— start —
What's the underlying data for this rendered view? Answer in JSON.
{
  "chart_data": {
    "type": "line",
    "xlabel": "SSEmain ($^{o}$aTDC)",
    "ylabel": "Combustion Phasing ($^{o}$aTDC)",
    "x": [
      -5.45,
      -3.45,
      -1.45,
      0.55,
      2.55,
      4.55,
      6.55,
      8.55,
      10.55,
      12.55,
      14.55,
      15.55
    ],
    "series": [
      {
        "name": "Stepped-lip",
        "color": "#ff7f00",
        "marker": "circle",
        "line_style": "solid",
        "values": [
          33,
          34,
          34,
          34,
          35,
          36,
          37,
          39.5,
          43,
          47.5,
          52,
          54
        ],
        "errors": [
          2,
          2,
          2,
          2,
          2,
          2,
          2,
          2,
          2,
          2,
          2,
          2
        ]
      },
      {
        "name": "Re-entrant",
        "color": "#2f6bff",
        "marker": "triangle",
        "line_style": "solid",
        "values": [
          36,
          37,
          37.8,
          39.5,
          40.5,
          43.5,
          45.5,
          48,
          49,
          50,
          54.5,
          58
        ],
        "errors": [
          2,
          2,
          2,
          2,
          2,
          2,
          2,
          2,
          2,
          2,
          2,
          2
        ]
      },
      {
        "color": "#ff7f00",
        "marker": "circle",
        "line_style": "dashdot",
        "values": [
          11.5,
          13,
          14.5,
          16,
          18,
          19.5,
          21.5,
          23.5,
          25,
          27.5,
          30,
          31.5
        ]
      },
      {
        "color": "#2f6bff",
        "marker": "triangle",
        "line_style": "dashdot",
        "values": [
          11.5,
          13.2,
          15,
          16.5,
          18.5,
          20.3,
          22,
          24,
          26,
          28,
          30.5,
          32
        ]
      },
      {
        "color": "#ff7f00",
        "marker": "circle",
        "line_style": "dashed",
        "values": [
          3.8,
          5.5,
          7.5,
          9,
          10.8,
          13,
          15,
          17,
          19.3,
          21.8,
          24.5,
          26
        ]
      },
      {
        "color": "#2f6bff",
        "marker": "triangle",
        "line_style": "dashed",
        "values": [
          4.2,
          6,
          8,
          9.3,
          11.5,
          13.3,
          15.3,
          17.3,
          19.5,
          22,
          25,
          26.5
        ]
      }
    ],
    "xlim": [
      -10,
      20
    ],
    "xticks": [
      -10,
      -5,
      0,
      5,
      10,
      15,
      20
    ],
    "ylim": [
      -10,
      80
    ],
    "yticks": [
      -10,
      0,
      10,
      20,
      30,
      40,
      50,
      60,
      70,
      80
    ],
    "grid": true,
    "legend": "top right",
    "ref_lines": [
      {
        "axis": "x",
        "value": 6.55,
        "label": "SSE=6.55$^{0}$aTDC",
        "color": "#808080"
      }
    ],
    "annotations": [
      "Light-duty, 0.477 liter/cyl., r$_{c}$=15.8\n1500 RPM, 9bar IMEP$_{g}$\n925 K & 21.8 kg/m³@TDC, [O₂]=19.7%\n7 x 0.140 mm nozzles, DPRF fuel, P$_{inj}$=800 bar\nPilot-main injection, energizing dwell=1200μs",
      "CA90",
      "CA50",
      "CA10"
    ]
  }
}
— end —
— start —
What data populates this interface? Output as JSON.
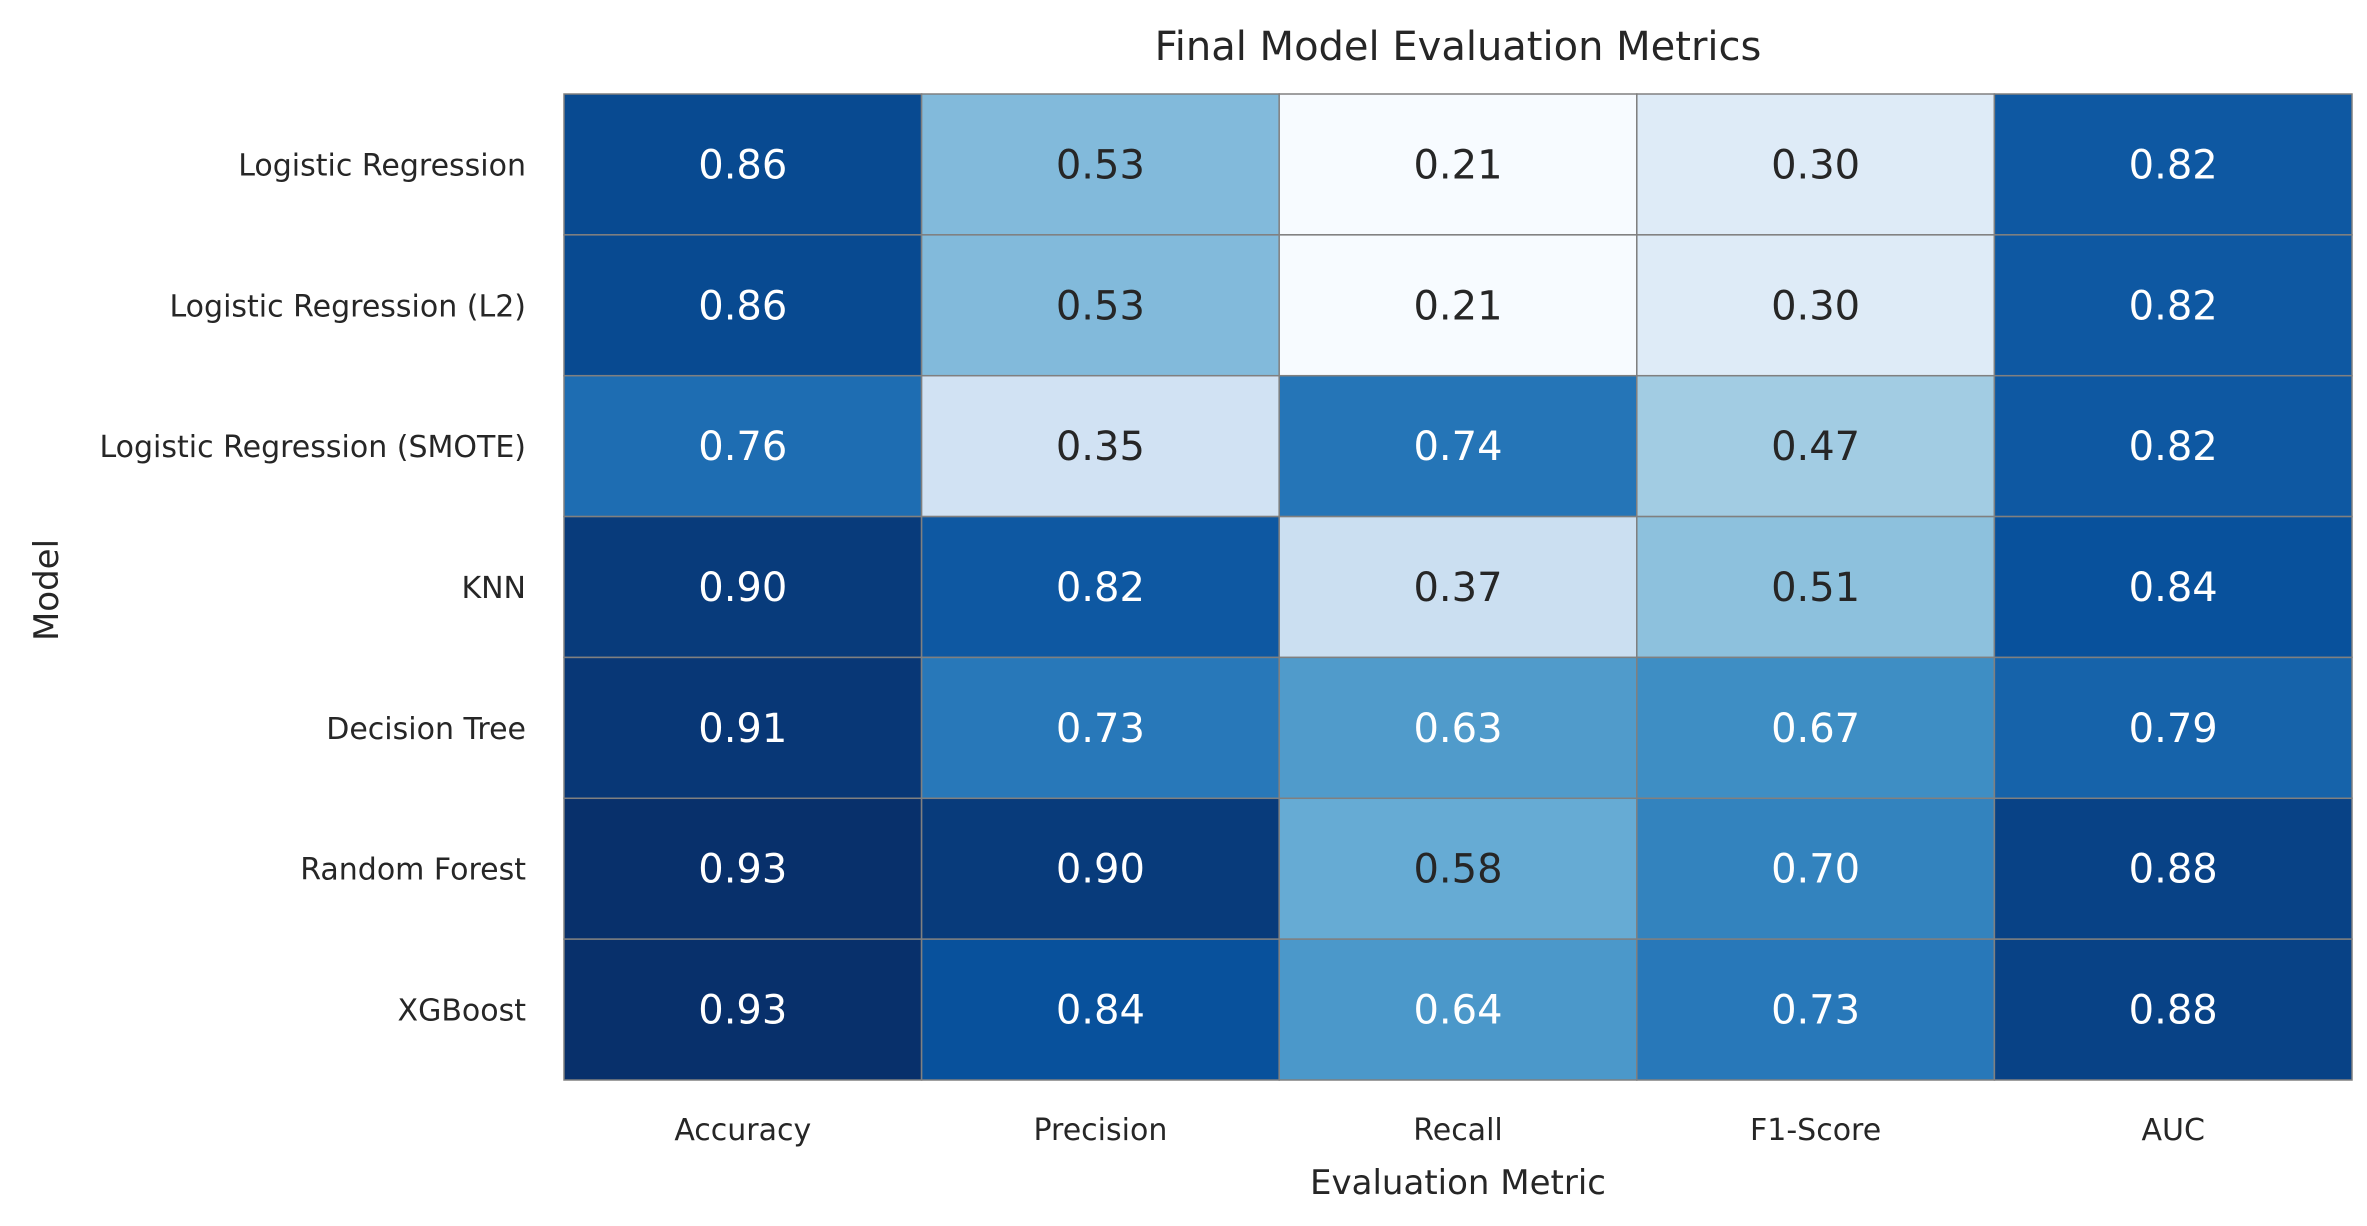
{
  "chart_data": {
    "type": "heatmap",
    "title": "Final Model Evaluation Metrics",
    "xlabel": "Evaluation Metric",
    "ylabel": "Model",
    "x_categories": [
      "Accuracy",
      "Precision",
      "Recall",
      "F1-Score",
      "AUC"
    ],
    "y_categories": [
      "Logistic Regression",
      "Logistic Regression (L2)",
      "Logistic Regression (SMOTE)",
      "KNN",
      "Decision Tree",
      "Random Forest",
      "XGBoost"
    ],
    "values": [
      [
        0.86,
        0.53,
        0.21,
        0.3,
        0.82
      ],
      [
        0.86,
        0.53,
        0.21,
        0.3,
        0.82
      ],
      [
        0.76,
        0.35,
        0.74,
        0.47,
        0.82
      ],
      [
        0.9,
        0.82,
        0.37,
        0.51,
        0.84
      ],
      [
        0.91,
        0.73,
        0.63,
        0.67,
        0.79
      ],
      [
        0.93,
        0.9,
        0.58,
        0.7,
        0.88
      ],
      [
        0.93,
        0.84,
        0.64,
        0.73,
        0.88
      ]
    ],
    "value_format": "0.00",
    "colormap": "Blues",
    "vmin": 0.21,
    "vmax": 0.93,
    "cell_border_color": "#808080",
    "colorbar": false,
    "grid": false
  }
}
— end —
- Set problem
In the listing, how many lines hold "aTDC"? Answer with a bare number.

- Finished exercise
3